Requirements: Report only how many lines of the entries below contain the string "country".

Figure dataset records

╔══

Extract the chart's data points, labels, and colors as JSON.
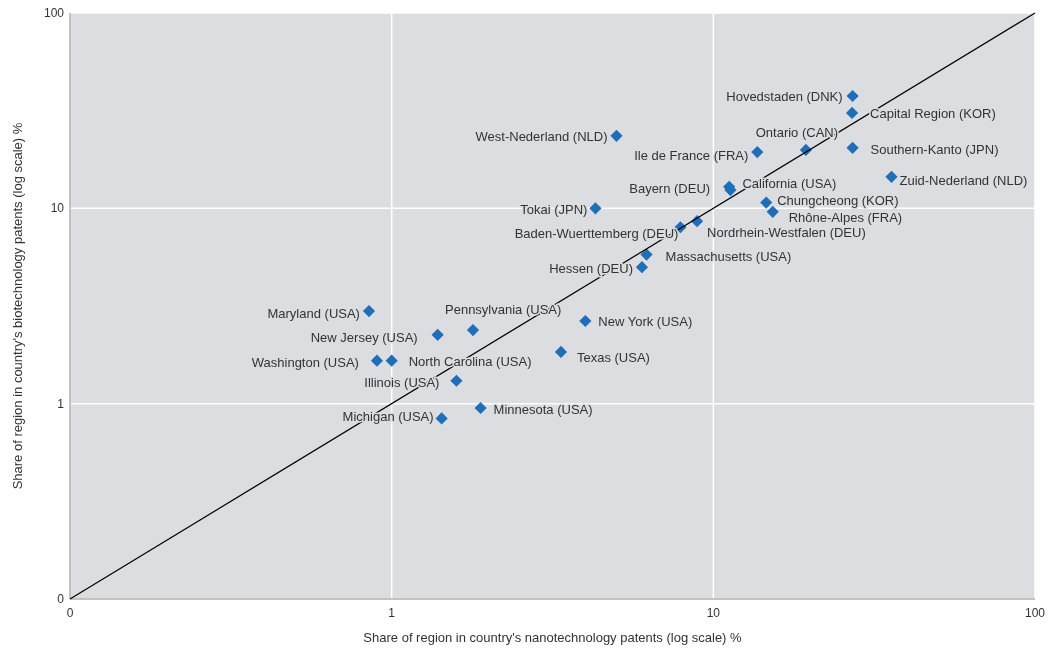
{
  "chart_data": {
    "type": "scatter",
    "xlabel": "Share of region in country's nanotechnology patents  (log scale) %",
    "ylabel": "Share of region in country's biotechnology patents  (log scale) %",
    "log": "xy",
    "grid": true,
    "marker": "diamond",
    "xlim": [
      0.1,
      100
    ],
    "xticks": [
      {
        "value": 0.1,
        "label": "0"
      },
      1,
      10,
      100
    ],
    "ylim": [
      0.1,
      100
    ],
    "yticks": [
      {
        "value": 0.1,
        "label": "0"
      },
      1,
      10,
      100
    ],
    "x": [
      27.1,
      27,
      5.0,
      19.4,
      13.7,
      27.1,
      35.8,
      11.2,
      11.3,
      14.6,
      15.3,
      4.3,
      7.9,
      8.9,
      6.2,
      6.0,
      0.85,
      1.79,
      4.0,
      1.39,
      0.9,
      1.0,
      3.36,
      1.59,
      1.89,
      1.43
    ],
    "series": [
      {
        "color": "#1f6fb8",
        "values": [
          37.6,
          30.8,
          23.5,
          19.9,
          19.4,
          20.4,
          14.5,
          12.9,
          12.4,
          10.7,
          9.6,
          10.0,
          8.0,
          8.6,
          5.8,
          5.0,
          2.98,
          2.38,
          2.65,
          2.25,
          1.66,
          1.66,
          1.84,
          1.31,
          0.95,
          0.84
        ]
      },
      {
        "type": "line",
        "marker": "none",
        "color": "#000000",
        "x": [
          0.1,
          100
        ],
        "values": [
          0.1,
          100
        ]
      }
    ],
    "annotations": [
      {
        "text": "Hovedstaden (DNK)",
        "x": 27.1,
        "y": 37.6
      },
      {
        "text": "Capital Region (KOR)",
        "x": 27,
        "y": 30.8
      },
      {
        "text": "West-Nederland (NLD)",
        "x": 5.0,
        "y": 23.5
      },
      {
        "text": "Ontario (CAN)",
        "x": 19.4,
        "y": 19.9
      },
      {
        "text": "Ile de France (FRA)",
        "x": 13.7,
        "y": 19.4
      },
      {
        "text": "Southern-Kanto (JPN)",
        "x": 27.1,
        "y": 20.4
      },
      {
        "text": "Zuid-Nederland (NLD)",
        "x": 35.8,
        "y": 14.5
      },
      {
        "text": "Bayern (DEU)",
        "x": 11.2,
        "y": 12.9
      },
      {
        "text": "California (USA)",
        "x": 11.3,
        "y": 12.4
      },
      {
        "text": "Chungcheong (KOR)",
        "x": 14.6,
        "y": 10.7
      },
      {
        "text": "Rhône-Alpes (FRA)",
        "x": 15.3,
        "y": 9.6
      },
      {
        "text": "Tokai (JPN)",
        "x": 4.3,
        "y": 10.0
      },
      {
        "text": "Baden-Wuerttemberg (DEU)",
        "x": 7.9,
        "y": 8.0
      },
      {
        "text": "Nordrhein-Westfalen (DEU)",
        "x": 8.9,
        "y": 8.6
      },
      {
        "text": "Massachusetts (USA)",
        "x": 6.2,
        "y": 5.8
      },
      {
        "text": "Hessen (DEU)",
        "x": 6.0,
        "y": 5.0
      },
      {
        "text": "Maryland (USA)",
        "x": 0.85,
        "y": 2.98
      },
      {
        "text": "Pennsylvania (USA)",
        "x": 1.79,
        "y": 2.38
      },
      {
        "text": "New York (USA)",
        "x": 4.0,
        "y": 2.65
      },
      {
        "text": "New Jersey (USA)",
        "x": 1.39,
        "y": 2.25
      },
      {
        "text": "Washington (USA)",
        "x": 0.9,
        "y": 1.66
      },
      {
        "text": "North Carolina (USA)",
        "x": 1.0,
        "y": 1.66
      },
      {
        "text": "Texas (USA)",
        "x": 3.36,
        "y": 1.84
      },
      {
        "text": "Illinois (USA)",
        "x": 1.59,
        "y": 1.31
      },
      {
        "text": "Minnesota (USA)",
        "x": 1.89,
        "y": 0.95
      },
      {
        "text": "Michigan (USA)",
        "x": 1.43,
        "y": 0.84
      }
    ]
  }
}
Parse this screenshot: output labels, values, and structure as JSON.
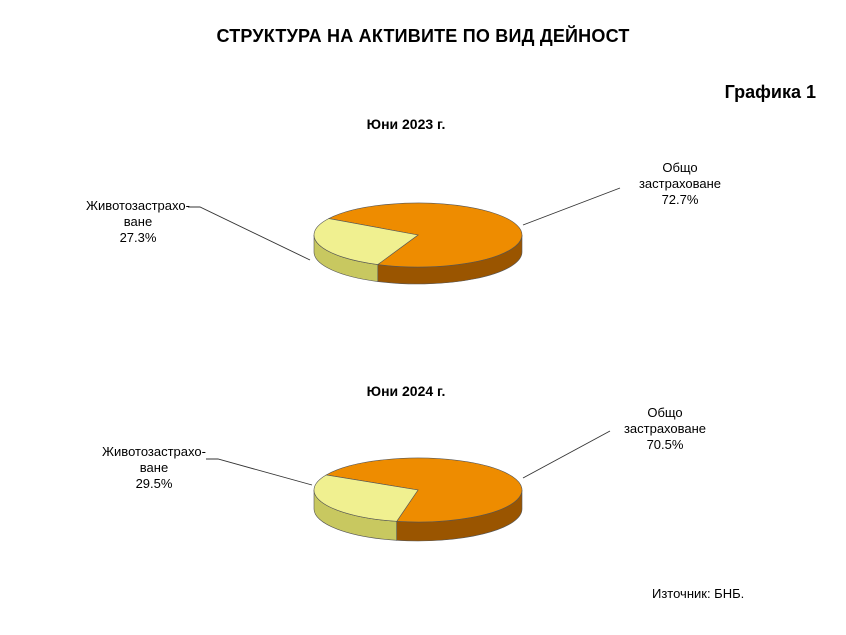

╚══

Finished answer: 2